_PROBLEM REQUIREMENTS_
Quote the records below in full, exactly as given, with the images taken out.

_DATA ENTRIES_
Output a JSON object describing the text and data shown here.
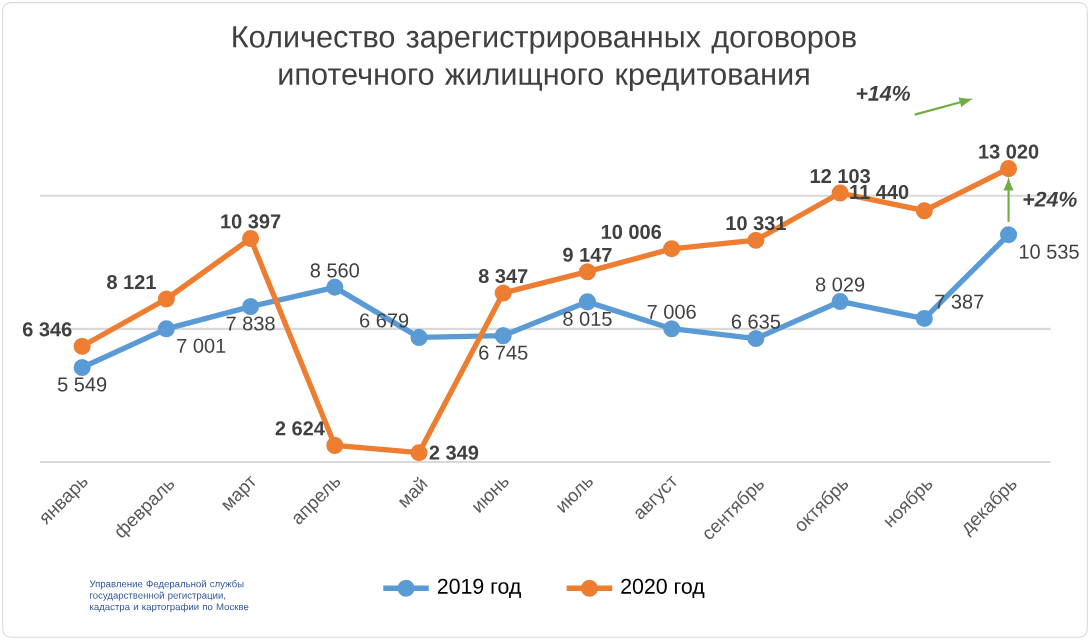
{
  "chart_data": {
    "type": "line",
    "title": "Количество зарегистрированных договоров ипотечного жилищного кредитования",
    "categories": [
      "январь",
      "февраль",
      "март",
      "апрель",
      "май",
      "июнь",
      "июль",
      "август",
      "сентябрь",
      "октябрь",
      "ноябрь",
      "декабрь"
    ],
    "series": [
      {
        "name": "2019 год",
        "color": "#5b9bd5",
        "values": [
          5549,
          7001,
          7838,
          8560,
          6679,
          6745,
          8015,
          7006,
          6635,
          8029,
          7387,
          10535
        ],
        "value_labels": [
          "5 549",
          "7 001",
          "7 838",
          "8 560",
          "6 679",
          "6 745",
          "8 015",
          "7 006",
          "6 635",
          "8 029",
          "7 387",
          "10 535"
        ]
      },
      {
        "name": "2020 год",
        "color": "#ed7d31",
        "values": [
          6346,
          8121,
          10397,
          2624,
          2349,
          8347,
          9147,
          10006,
          10331,
          12103,
          11440,
          13020
        ],
        "value_labels": [
          "6 346",
          "8 121",
          "10 397",
          "2 624",
          "2 349",
          "8 347",
          "9 147",
          "10 006",
          "10 331",
          "12 103",
          "11 440",
          "13 020"
        ]
      }
    ],
    "ref_lines": [
      {
        "axis": "y",
        "value": 7000,
        "color": "#d9d9d9"
      },
      {
        "axis": "y",
        "value": 12000,
        "color": "#d9d9d9"
      }
    ],
    "legend": "bottom",
    "marker": "circle",
    "line_style": "solid",
    "tick_labels": "x",
    "annotations": [
      "+14%",
      {
        "text": "+24%",
        "x": "декабрь",
        "y": 13020
      },
      "Управление Федеральной службы государственной регистрации, кадастра и картографии по Москве"
    ]
  }
}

_REPLY_
Output a JSON object describing the text and data shown here.
{
  "chart_data": {
    "type": "line",
    "title": "Количество зарегистрированных договоров ипотечного жилищного кредитования",
    "categories": [
      "январь",
      "февраль",
      "март",
      "апрель",
      "май",
      "июнь",
      "июль",
      "август",
      "сентябрь",
      "октябрь",
      "ноябрь",
      "декабрь"
    ],
    "series": [
      {
        "name": "2019 год",
        "color": "#5b9bd5",
        "values": [
          5549,
          7001,
          7838,
          8560,
          6679,
          6745,
          8015,
          7006,
          6635,
          8029,
          7387,
          10535
        ],
        "value_labels": [
          "5 549",
          "7 001",
          "7 838",
          "8 560",
          "6 679",
          "6 745",
          "8 015",
          "7 006",
          "6 635",
          "8 029",
          "7 387",
          "10 535"
        ]
      },
      {
        "name": "2020 год",
        "color": "#ed7d31",
        "values": [
          6346,
          8121,
          10397,
          2624,
          2349,
          8347,
          9147,
          10006,
          10331,
          12103,
          11440,
          13020
        ],
        "value_labels": [
          "6 346",
          "8 121",
          "10 397",
          "2 624",
          "2 349",
          "8 347",
          "9 147",
          "10 006",
          "10 331",
          "12 103",
          "11 440",
          "13 020"
        ]
      }
    ],
    "ref_lines": [
      {
        "axis": "y",
        "value": 7000,
        "color": "#d9d9d9"
      },
      {
        "axis": "y",
        "value": 12000,
        "color": "#d9d9d9"
      }
    ],
    "legend": "bottom",
    "marker": "circle",
    "line_style": "solid",
    "tick_labels": "x",
    "annotations": [
      "+14%",
      {
        "text": "+24%",
        "x": "декабрь",
        "y": 13020
      },
      "Управление Федеральной службы государственной регистрации, кадастра и картографии по Москве"
    ]
  }
}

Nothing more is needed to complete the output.